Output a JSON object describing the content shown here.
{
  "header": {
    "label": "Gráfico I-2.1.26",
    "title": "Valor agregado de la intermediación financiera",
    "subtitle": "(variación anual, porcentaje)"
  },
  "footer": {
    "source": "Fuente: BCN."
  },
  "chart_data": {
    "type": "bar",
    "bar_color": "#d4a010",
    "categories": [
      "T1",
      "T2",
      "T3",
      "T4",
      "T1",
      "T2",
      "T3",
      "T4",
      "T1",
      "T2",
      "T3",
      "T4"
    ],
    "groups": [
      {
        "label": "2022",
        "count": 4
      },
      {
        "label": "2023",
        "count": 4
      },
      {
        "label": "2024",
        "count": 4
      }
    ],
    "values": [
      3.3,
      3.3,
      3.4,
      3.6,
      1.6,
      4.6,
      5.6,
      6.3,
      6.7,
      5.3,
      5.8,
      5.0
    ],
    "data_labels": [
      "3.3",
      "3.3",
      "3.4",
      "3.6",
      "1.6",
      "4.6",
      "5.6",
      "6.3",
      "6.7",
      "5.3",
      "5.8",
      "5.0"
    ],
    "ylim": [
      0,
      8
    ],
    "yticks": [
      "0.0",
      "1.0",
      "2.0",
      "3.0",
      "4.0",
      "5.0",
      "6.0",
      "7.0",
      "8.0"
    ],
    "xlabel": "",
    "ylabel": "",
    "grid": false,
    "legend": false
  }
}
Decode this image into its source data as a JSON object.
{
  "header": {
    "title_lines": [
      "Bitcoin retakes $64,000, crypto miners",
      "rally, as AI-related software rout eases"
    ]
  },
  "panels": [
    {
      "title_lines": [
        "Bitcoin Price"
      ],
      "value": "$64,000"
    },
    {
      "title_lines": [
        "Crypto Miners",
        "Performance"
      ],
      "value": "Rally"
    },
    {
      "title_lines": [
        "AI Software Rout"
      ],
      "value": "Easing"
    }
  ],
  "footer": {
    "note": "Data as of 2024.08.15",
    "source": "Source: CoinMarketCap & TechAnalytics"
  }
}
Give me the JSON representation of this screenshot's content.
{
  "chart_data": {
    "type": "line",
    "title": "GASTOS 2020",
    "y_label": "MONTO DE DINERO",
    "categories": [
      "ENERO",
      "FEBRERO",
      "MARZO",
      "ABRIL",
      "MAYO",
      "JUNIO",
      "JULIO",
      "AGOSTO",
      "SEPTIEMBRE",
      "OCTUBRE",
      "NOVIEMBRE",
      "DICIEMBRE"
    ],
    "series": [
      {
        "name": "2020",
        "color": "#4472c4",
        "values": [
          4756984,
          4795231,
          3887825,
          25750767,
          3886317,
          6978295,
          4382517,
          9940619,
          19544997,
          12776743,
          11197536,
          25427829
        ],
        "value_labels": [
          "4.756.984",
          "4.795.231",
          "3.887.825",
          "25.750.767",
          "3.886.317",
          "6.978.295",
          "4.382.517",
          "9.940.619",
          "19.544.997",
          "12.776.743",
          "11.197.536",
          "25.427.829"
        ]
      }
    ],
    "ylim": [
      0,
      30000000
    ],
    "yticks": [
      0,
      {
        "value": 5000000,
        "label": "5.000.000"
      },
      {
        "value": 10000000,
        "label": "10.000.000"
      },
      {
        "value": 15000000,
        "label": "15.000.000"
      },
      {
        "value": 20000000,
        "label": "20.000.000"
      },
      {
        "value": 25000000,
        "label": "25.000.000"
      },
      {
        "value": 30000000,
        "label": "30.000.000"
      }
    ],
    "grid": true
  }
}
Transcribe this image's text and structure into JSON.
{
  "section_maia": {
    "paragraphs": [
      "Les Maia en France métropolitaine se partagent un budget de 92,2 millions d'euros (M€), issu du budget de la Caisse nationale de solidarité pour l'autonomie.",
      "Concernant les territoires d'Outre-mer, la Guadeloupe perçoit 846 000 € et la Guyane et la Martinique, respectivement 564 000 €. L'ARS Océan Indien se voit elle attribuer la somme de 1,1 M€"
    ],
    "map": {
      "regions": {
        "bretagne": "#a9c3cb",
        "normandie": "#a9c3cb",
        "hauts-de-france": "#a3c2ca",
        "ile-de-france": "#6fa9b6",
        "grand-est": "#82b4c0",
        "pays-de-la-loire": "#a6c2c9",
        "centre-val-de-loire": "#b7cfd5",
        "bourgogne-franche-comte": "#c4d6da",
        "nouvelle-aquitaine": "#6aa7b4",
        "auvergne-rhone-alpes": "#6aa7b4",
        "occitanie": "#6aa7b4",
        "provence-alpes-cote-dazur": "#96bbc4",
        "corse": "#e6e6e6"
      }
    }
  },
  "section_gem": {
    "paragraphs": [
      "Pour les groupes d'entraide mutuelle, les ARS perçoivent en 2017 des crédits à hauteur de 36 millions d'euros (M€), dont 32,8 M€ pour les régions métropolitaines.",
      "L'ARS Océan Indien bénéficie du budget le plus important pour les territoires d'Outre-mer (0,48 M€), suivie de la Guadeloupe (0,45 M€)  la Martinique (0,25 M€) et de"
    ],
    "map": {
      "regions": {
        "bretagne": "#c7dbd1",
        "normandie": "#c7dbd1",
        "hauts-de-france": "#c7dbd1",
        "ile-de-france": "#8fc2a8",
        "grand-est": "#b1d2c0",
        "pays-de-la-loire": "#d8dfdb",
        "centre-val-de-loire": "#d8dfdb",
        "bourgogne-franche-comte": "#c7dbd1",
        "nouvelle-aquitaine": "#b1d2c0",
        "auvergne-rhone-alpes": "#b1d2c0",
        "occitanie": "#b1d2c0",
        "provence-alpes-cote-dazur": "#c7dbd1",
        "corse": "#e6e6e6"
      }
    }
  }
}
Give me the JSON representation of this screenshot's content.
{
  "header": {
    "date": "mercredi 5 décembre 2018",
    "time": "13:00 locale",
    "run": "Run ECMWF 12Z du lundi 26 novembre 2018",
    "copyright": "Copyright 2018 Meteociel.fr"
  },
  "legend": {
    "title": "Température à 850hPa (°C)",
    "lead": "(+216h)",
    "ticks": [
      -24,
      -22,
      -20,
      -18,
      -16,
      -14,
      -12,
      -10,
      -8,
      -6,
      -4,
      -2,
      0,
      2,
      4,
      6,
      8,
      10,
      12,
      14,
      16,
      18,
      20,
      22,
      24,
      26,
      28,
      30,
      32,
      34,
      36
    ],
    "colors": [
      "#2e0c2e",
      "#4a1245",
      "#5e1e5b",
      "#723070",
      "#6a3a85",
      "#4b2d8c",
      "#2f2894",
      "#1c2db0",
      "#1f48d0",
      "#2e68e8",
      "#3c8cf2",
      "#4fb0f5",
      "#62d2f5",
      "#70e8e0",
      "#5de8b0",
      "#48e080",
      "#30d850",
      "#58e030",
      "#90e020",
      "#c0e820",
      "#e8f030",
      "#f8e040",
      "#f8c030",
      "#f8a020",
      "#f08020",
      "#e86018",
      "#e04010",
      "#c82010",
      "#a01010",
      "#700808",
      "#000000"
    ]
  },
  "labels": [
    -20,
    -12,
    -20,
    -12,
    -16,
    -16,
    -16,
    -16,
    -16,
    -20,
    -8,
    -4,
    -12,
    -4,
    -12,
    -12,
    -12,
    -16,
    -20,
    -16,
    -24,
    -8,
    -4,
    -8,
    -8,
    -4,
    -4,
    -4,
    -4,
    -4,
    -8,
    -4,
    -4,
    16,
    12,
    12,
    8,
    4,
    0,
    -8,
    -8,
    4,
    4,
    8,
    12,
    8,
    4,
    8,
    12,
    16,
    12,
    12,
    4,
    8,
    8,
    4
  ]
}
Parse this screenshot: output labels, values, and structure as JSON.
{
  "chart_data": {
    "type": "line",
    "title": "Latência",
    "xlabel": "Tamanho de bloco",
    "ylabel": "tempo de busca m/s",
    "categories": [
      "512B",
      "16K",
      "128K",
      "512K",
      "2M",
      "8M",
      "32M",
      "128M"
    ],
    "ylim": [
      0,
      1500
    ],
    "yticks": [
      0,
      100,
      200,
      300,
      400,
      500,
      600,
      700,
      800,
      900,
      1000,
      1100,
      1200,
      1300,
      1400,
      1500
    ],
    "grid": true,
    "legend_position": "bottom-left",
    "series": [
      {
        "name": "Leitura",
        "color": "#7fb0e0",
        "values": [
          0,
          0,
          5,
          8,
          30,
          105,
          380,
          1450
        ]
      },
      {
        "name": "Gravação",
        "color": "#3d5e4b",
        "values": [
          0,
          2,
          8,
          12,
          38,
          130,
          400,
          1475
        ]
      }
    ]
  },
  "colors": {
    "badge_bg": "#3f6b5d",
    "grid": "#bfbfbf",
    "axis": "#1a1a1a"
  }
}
-- -- --
◆ Goal of the exercise ◆
Return each full line of the entries that contains the word "object".

◆ Final result ◆
Output a JSON object describing the content shown here.
Decode this image into its source data as a JSON object.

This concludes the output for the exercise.